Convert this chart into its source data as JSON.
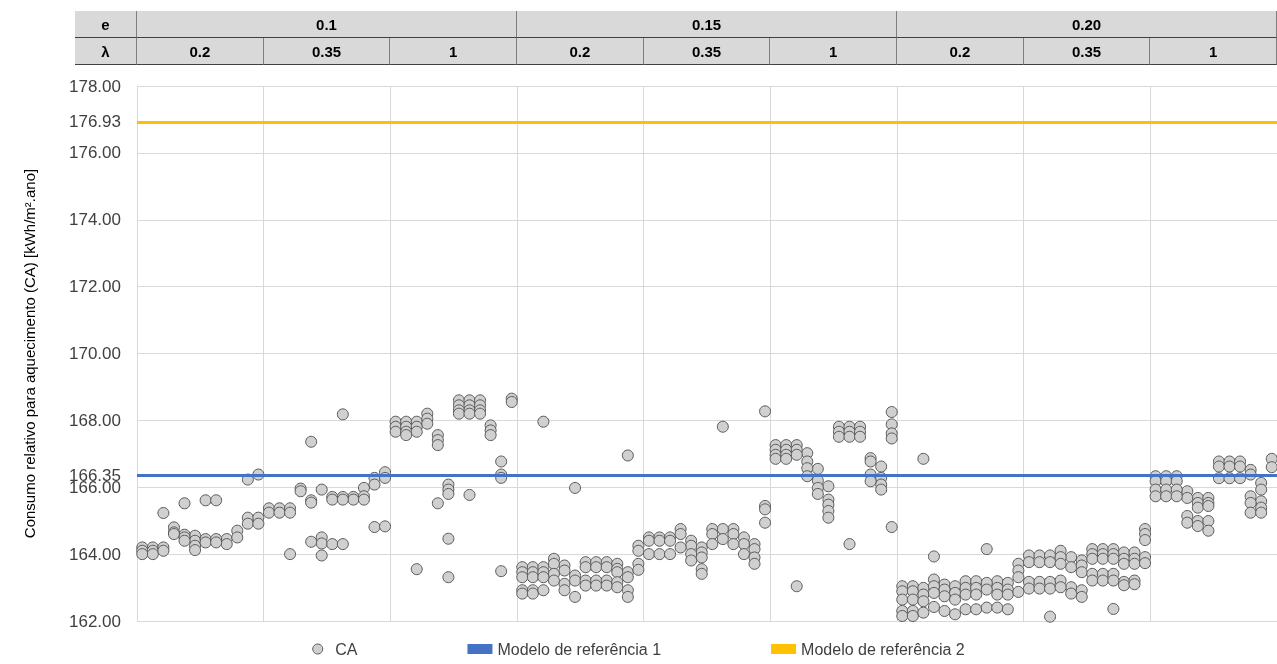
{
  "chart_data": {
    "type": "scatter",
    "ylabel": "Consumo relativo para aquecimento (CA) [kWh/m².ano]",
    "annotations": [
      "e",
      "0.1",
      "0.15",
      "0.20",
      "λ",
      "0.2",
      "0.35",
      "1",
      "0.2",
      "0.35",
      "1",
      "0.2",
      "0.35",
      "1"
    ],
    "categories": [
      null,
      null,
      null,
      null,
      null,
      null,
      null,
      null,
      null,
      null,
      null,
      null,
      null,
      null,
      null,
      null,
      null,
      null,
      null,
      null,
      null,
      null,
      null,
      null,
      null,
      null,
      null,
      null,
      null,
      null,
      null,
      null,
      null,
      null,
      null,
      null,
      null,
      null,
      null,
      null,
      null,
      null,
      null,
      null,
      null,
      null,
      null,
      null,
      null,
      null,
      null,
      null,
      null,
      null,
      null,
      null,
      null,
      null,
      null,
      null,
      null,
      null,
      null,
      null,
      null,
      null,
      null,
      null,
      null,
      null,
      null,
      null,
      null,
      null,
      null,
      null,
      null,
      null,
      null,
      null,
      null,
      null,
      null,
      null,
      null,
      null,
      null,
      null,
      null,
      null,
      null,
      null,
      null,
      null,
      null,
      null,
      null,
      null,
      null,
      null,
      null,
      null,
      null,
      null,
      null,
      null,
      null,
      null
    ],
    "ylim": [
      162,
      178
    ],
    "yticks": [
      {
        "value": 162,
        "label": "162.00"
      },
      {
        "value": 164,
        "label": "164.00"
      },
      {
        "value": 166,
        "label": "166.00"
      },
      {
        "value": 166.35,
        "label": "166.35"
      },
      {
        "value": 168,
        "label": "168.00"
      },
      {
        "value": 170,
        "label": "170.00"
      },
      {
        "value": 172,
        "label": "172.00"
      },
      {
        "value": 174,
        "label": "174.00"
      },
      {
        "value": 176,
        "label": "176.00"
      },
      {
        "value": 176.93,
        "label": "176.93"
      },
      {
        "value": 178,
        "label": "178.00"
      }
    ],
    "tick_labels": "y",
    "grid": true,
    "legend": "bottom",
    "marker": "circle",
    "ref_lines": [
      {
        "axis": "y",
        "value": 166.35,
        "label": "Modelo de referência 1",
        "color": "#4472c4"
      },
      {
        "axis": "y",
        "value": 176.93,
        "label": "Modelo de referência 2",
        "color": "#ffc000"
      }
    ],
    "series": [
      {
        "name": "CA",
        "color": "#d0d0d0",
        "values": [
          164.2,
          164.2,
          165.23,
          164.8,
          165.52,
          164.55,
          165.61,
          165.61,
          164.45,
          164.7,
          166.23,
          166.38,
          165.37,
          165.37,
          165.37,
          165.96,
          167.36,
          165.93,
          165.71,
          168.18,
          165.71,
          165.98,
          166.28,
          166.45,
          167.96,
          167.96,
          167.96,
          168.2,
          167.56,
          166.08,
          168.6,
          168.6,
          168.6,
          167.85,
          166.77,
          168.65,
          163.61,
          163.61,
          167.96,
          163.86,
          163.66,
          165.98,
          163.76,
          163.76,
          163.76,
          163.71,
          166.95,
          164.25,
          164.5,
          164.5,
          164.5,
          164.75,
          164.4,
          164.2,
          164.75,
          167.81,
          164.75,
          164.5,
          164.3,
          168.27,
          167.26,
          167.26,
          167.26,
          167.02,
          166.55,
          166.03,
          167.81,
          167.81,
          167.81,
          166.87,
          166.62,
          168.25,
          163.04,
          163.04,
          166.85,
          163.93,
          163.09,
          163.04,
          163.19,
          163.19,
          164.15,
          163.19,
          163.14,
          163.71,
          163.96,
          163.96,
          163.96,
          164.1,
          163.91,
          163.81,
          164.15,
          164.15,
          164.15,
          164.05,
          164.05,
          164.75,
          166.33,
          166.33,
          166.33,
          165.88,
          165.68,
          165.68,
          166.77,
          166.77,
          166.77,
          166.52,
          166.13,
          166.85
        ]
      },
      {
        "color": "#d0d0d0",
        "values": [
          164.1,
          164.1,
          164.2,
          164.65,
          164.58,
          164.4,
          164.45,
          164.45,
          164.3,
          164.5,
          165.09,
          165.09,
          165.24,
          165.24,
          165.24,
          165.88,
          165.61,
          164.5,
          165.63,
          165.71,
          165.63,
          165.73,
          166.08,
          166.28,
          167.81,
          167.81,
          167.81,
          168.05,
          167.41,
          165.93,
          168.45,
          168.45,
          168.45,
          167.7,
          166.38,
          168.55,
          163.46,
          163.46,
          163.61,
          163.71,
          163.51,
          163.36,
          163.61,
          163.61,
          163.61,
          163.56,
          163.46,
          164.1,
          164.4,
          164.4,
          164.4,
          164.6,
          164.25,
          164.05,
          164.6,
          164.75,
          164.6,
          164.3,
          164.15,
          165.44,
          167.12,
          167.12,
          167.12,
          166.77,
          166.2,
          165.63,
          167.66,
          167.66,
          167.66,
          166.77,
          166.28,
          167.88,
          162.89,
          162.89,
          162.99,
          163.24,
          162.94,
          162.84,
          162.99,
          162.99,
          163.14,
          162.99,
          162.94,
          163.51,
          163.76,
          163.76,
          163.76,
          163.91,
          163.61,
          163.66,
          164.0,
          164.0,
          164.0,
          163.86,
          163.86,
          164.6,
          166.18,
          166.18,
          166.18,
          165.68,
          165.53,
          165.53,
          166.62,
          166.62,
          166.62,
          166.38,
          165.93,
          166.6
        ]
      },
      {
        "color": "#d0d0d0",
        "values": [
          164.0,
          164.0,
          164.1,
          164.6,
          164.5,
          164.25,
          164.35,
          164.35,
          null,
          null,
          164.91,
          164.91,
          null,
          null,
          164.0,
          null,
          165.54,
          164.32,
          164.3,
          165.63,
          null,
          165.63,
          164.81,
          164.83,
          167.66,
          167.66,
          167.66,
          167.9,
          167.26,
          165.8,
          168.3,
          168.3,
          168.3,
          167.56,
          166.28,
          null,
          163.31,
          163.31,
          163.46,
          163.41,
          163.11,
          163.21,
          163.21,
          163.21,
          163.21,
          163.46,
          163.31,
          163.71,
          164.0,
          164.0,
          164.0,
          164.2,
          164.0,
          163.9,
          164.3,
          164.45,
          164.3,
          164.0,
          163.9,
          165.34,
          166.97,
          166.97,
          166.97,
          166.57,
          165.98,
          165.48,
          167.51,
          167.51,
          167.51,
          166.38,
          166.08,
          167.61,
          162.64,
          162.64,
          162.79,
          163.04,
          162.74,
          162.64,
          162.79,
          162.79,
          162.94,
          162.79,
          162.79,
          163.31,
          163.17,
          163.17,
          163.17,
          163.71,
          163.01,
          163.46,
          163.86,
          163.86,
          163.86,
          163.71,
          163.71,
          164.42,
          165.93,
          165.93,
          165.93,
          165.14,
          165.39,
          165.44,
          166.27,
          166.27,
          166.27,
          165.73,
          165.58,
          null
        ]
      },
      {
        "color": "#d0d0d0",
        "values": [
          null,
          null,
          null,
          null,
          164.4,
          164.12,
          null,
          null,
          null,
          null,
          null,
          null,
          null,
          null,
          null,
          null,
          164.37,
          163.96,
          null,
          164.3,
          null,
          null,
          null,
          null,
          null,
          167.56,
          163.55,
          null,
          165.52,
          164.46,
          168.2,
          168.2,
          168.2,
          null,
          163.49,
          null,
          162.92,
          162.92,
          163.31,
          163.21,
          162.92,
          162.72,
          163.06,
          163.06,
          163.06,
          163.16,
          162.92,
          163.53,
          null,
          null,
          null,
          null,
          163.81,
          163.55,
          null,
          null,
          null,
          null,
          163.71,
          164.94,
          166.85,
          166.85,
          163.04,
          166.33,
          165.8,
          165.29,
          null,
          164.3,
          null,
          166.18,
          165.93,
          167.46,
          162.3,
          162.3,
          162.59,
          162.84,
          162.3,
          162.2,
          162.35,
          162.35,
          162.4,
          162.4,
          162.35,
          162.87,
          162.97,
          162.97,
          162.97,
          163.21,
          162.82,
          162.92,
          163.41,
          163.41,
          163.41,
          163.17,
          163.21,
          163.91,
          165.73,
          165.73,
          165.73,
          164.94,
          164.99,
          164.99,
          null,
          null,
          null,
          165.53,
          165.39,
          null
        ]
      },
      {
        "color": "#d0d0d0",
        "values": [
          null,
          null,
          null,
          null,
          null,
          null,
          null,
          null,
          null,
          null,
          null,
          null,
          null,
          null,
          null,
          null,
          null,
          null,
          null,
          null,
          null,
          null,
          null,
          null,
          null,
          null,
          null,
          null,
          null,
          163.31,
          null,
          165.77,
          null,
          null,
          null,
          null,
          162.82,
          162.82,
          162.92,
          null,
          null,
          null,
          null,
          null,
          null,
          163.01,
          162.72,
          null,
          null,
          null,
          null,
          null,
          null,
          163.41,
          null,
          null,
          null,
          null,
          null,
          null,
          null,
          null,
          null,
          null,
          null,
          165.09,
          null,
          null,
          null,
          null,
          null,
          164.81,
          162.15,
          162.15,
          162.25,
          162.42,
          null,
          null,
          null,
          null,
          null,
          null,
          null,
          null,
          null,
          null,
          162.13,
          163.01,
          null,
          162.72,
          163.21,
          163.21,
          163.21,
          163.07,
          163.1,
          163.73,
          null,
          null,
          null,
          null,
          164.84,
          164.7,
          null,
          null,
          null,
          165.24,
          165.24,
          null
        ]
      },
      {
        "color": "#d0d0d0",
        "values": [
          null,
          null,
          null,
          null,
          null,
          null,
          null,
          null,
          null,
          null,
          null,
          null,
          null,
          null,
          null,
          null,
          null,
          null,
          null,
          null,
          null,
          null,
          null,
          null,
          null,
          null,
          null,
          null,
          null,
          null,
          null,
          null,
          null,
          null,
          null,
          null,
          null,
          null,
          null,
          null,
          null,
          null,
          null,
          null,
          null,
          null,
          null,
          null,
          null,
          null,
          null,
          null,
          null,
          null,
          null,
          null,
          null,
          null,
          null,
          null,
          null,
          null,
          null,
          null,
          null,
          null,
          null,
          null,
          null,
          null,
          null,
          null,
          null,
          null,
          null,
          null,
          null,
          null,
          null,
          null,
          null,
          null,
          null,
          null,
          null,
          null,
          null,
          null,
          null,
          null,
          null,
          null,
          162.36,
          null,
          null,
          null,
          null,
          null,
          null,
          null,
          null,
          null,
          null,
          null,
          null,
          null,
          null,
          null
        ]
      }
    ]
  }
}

※

:: To be done ::
Copy each line of the records containing the string "referência".

:: The answer ::
        "label": "Modelo de referência 1",
        "label": "Modelo de referência 2",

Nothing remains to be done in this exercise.